● **Task description**: Turn the rows below into a numbered list, omitting any blank lines.
— Begin Given entries —
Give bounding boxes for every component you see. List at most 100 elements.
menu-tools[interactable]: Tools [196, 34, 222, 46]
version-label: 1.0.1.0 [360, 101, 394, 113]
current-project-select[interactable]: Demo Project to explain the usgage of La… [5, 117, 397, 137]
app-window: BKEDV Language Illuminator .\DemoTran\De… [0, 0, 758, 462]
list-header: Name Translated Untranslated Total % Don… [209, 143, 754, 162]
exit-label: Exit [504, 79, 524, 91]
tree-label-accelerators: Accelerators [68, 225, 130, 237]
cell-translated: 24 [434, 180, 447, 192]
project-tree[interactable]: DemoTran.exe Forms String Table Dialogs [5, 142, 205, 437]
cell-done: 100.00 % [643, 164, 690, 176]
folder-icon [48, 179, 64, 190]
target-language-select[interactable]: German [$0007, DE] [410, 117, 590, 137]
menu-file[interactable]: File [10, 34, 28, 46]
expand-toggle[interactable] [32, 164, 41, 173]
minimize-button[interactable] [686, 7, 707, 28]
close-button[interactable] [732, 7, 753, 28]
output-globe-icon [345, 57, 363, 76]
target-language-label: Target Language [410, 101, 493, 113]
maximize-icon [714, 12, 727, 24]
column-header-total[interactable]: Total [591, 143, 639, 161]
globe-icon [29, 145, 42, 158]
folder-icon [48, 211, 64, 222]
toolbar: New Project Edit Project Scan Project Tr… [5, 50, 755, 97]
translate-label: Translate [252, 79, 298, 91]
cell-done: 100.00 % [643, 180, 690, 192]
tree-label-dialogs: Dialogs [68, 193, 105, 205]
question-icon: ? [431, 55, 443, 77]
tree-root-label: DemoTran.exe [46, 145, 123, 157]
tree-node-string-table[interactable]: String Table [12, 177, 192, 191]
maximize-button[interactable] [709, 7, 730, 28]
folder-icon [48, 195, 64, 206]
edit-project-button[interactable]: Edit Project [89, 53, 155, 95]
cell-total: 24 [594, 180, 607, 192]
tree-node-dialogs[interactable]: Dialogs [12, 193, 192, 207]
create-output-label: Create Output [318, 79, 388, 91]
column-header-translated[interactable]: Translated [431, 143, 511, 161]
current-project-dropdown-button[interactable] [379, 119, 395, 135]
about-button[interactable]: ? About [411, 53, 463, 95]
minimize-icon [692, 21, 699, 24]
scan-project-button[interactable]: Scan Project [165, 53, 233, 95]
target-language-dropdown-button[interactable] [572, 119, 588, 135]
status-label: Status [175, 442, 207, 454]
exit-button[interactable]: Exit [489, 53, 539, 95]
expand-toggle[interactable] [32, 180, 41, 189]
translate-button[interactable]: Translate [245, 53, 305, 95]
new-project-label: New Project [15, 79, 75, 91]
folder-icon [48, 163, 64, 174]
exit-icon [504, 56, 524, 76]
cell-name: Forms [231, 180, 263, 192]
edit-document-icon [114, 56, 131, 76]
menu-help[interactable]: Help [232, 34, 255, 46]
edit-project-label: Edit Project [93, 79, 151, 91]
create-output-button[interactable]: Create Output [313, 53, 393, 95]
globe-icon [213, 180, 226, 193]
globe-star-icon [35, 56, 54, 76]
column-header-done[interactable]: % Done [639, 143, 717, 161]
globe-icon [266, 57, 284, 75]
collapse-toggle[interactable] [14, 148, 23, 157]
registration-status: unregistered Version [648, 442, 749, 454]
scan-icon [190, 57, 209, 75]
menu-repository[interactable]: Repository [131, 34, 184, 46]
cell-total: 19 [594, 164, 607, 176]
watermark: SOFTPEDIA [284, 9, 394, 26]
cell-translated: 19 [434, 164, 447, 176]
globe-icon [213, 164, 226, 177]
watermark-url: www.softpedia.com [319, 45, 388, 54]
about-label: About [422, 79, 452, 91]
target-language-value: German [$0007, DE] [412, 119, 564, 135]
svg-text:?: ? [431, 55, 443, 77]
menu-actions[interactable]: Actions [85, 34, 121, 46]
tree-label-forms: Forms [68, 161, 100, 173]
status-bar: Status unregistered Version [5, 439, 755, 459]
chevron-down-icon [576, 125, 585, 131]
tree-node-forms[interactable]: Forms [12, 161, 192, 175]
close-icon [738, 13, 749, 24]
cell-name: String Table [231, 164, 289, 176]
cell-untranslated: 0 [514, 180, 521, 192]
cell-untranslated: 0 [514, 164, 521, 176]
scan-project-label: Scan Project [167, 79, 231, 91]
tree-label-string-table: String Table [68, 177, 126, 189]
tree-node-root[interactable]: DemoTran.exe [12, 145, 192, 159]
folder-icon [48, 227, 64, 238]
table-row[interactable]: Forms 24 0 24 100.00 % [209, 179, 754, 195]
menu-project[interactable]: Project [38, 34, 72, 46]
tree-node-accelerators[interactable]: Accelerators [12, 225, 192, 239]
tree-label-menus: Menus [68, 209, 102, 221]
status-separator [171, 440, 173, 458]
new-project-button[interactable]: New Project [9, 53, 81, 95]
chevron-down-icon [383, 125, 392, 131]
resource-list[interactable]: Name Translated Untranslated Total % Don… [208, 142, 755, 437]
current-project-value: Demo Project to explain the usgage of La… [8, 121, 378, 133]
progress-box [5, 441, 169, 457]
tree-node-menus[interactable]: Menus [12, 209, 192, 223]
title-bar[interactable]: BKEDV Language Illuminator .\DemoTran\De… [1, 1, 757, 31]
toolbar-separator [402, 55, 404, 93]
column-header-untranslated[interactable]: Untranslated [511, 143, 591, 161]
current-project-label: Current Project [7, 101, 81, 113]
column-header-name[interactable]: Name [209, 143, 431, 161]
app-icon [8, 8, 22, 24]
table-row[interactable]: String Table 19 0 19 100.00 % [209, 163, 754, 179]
— End Given entries —
● **Exercise solution**:
1. Give bounding boxes for every component you see. List at most 100 elements.
2. menu-tools[interactable]: Tools [196, 34, 222, 46]
3. version-label: 1.0.1.0 [360, 101, 394, 113]
4. current-project-select[interactable]: Demo Project to explain the usgage of La… [5, 117, 397, 137]
5. app-window: BKEDV Language Illuminator .\DemoTran\De… [0, 0, 758, 462]
6. list-header: Name Translated Untranslated Total % Don… [209, 143, 754, 162]
7. exit-label: Exit [504, 79, 524, 91]
8. tree-label-accelerators: Accelerators [68, 225, 130, 237]
9. cell-translated: 24 [434, 180, 447, 192]
10. project-tree[interactable]: DemoTran.exe Forms String Table Dialogs [5, 142, 205, 437]
11. cell-done: 100.00 % [643, 164, 690, 176]
12. folder-icon [48, 179, 64, 190]
13. target-language-select[interactable]: German [$0007, DE] [410, 117, 590, 137]
14. menu-file[interactable]: File [10, 34, 28, 46]
15. expand-toggle[interactable] [32, 164, 41, 173]
16. minimize-button[interactable] [686, 7, 707, 28]
17. close-button[interactable] [732, 7, 753, 28]
18. output-globe-icon [345, 57, 363, 76]
19. target-language-label: Target Language [410, 101, 493, 113]
20. maximize-icon [714, 12, 727, 24]
21. column-header-total[interactable]: Total [591, 143, 639, 161]
22. globe-icon [29, 145, 42, 158]
23. folder-icon [48, 211, 64, 222]
24. toolbar: New Project Edit Project Scan Project Tr… [5, 50, 755, 97]
25. translate-label: Translate [252, 79, 298, 91]
26. cell-done: 100.00 % [643, 180, 690, 192]
27. tree-label-dialogs: Dialogs [68, 193, 105, 205]
28. question-icon: ? [431, 55, 443, 77]
29. tree-root-label: DemoTran.exe [46, 145, 123, 157]
30. tree-node-string-table[interactable]: String Table [12, 177, 192, 191]
31. maximize-button[interactable] [709, 7, 730, 28]
32. folder-icon [48, 195, 64, 206]
33. edit-project-button[interactable]: Edit Project [89, 53, 155, 95]
34. cell-total: 24 [594, 180, 607, 192]
35. tree-node-dialogs[interactable]: Dialogs [12, 193, 192, 207]
36. create-output-label: Create Output [318, 79, 388, 91]
37. column-header-translated[interactable]: Translated [431, 143, 511, 161]
38. current-project-dropdown-button[interactable] [379, 119, 395, 135]
39. about-button[interactable]: ? About [411, 53, 463, 95]
40. minimize-icon [692, 21, 699, 24]
41. scan-project-button[interactable]: Scan Project [165, 53, 233, 95]
42. target-language-dropdown-button[interactable] [572, 119, 588, 135]
43. status-label: Status [175, 442, 207, 454]
44. exit-button[interactable]: Exit [489, 53, 539, 95]
45. expand-toggle[interactable] [32, 180, 41, 189]
46. translate-button[interactable]: Translate [245, 53, 305, 95]
47. new-project-label: New Project [15, 79, 75, 91]
48. folder-icon [48, 163, 64, 174]
49. exit-icon [504, 56, 524, 76]
50. cell-name: Forms [231, 180, 263, 192]
51. edit-document-icon [114, 56, 131, 76]
52. menu-help[interactable]: Help [232, 34, 255, 46]
53. edit-project-label: Edit Project [93, 79, 151, 91]
54. create-output-button[interactable]: Create Output [313, 53, 393, 95]
55. globe-icon [213, 180, 226, 193]
56. globe-star-icon [35, 56, 54, 76]
57. column-header-done[interactable]: % Done [639, 143, 717, 161]
58. globe-icon [266, 57, 284, 75]
59. collapse-toggle[interactable] [14, 148, 23, 157]
60. registration-status: unregistered Version [648, 442, 749, 454]
61. scan-icon [190, 57, 209, 75]
62. menu-repository[interactable]: Repository [131, 34, 184, 46]
63. cell-total: 19 [594, 164, 607, 176]
64. watermark: SOFTPEDIA [284, 9, 394, 26]
65. cell-translated: 19 [434, 164, 447, 176]
66. globe-icon [213, 164, 226, 177]
67. watermark-url: www.softpedia.com [319, 45, 388, 54]
68. about-label: About [422, 79, 452, 91]
69. target-language-value: German [$0007, DE] [412, 119, 564, 135]
70. svg-text:?: ? [431, 55, 443, 77]
71. menu-actions[interactable]: Actions [85, 34, 121, 46]
72. tree-label-forms: Forms [68, 161, 100, 173]
73. status-bar: Status unregistered Version [5, 439, 755, 459]
74. chevron-down-icon [576, 125, 585, 131]
75. tree-node-forms[interactable]: Forms [12, 161, 192, 175]
76. close-icon [738, 13, 749, 24]
77. cell-name: String Table [231, 164, 289, 176]
78. cell-untranslated: 0 [514, 180, 521, 192]
79. cell-untranslated: 0 [514, 164, 521, 176]
80. scan-project-label: Scan Project [167, 79, 231, 91]
81. tree-label-string-table: String Table [68, 177, 126, 189]
82. tree-node-root[interactable]: DemoTran.exe [12, 145, 192, 159]
83. folder-icon [48, 227, 64, 238]
84. table-row[interactable]: Forms 24 0 24 100.00 % [209, 179, 754, 195]
85. menu-project[interactable]: Project [38, 34, 72, 46]
86. tree-node-accelerators[interactable]: Accelerators [12, 225, 192, 239]
87. tree-label-menus: Menus [68, 209, 102, 221]
88. status-separator [171, 440, 173, 458]
89. new-project-button[interactable]: New Project [9, 53, 81, 95]
90. chevron-down-icon [383, 125, 392, 131]
91. resource-list[interactable]: Name Translated Untranslated Total % Don… [208, 142, 755, 437]
92. current-project-value: Demo Project to explain the usgage of La… [8, 121, 378, 133]
93. progress-box [5, 441, 169, 457]
94. tree-node-menus[interactable]: Menus [12, 209, 192, 223]
95. title-bar[interactable]: BKEDV Language Illuminator .\DemoTran\De… [1, 1, 757, 31]
96. toolbar-separator [402, 55, 404, 93]
97. column-header-untranslated[interactable]: Untranslated [511, 143, 591, 161]
98. current-project-label: Current Project [7, 101, 81, 113]
99. column-header-name[interactable]: Name [209, 143, 431, 161]
100. app-icon [8, 8, 22, 24]
101. table-row[interactable]: String Table 19 0 19 100.00 % [209, 163, 754, 179]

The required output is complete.